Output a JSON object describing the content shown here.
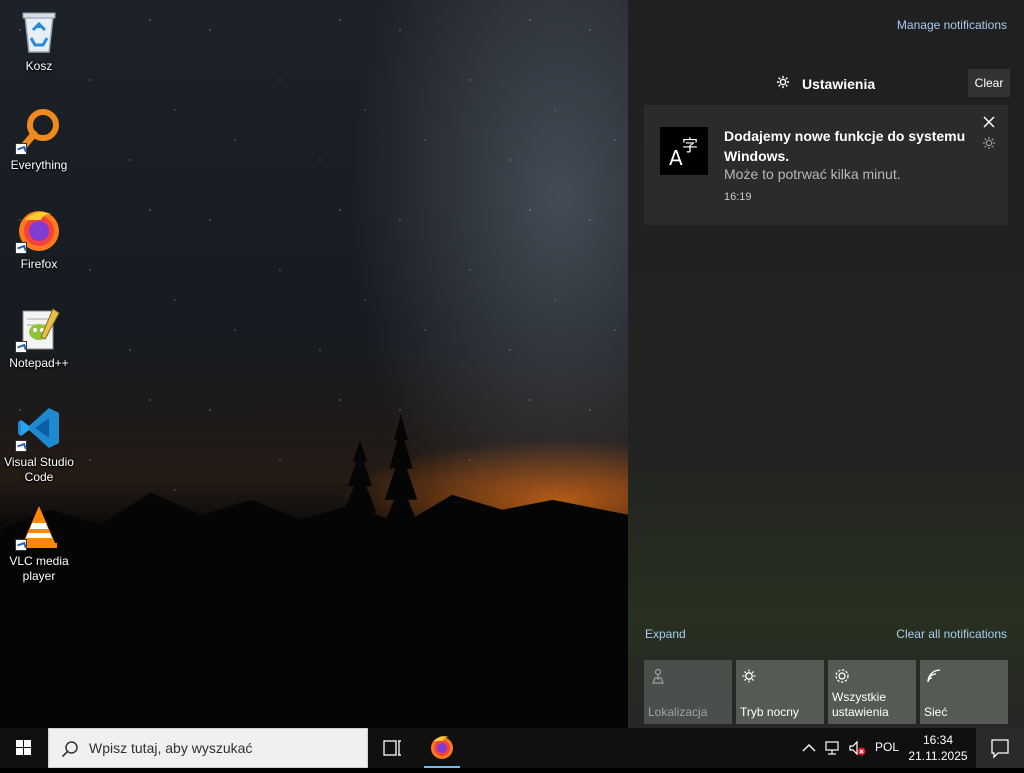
{
  "desktop": {
    "icons": [
      {
        "label": "Kosz",
        "icon": "recycle-bin-icon",
        "shortcut": false
      },
      {
        "label": "Everything",
        "icon": "everything-search-icon",
        "shortcut": true
      },
      {
        "label": "Firefox",
        "icon": "firefox-icon",
        "shortcut": true
      },
      {
        "label": "Notepad++",
        "icon": "notepadpp-icon",
        "shortcut": true
      },
      {
        "label": "Visual Studio Code",
        "icon": "vscode-icon",
        "shortcut": true
      },
      {
        "label": "VLC media player",
        "icon": "vlc-icon",
        "shortcut": true
      }
    ]
  },
  "action_center": {
    "manage_label": "Manage notifications",
    "group": {
      "icon": "gear-icon",
      "title": "Ustawienia",
      "clear_label": "Clear"
    },
    "notification": {
      "icon": "language-icon",
      "title": "Dodajemy nowe funkcje do systemu Windows.",
      "body": "Może to potrwać kilka minut.",
      "time": "16:19"
    },
    "expand_label": "Expand",
    "clear_all_label": "Clear all notifications",
    "quick_actions": [
      {
        "label": "Lokalizacja",
        "icon": "location-icon",
        "enabled": false
      },
      {
        "label": "Tryb nocny",
        "icon": "night-light-icon",
        "enabled": true
      },
      {
        "label": "Wszystkie ustawienia",
        "icon": "settings-icon",
        "enabled": true
      },
      {
        "label": "Sieć",
        "icon": "network-icon",
        "enabled": true
      }
    ]
  },
  "taskbar": {
    "search_placeholder": "Wpisz tutaj, aby wyszukać",
    "language": "POL",
    "time": "16:34",
    "date": "21.11.2025"
  },
  "colors": {
    "accent_link": "#a6cdf0",
    "taskbar_bg": "#101010",
    "panel_bg": "#202020",
    "tile_bg": "#555a55"
  }
}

===

• [What is expected]
Using the listing above, state the number of lines that hold "Clear", with no other text.

• [Written answer]
2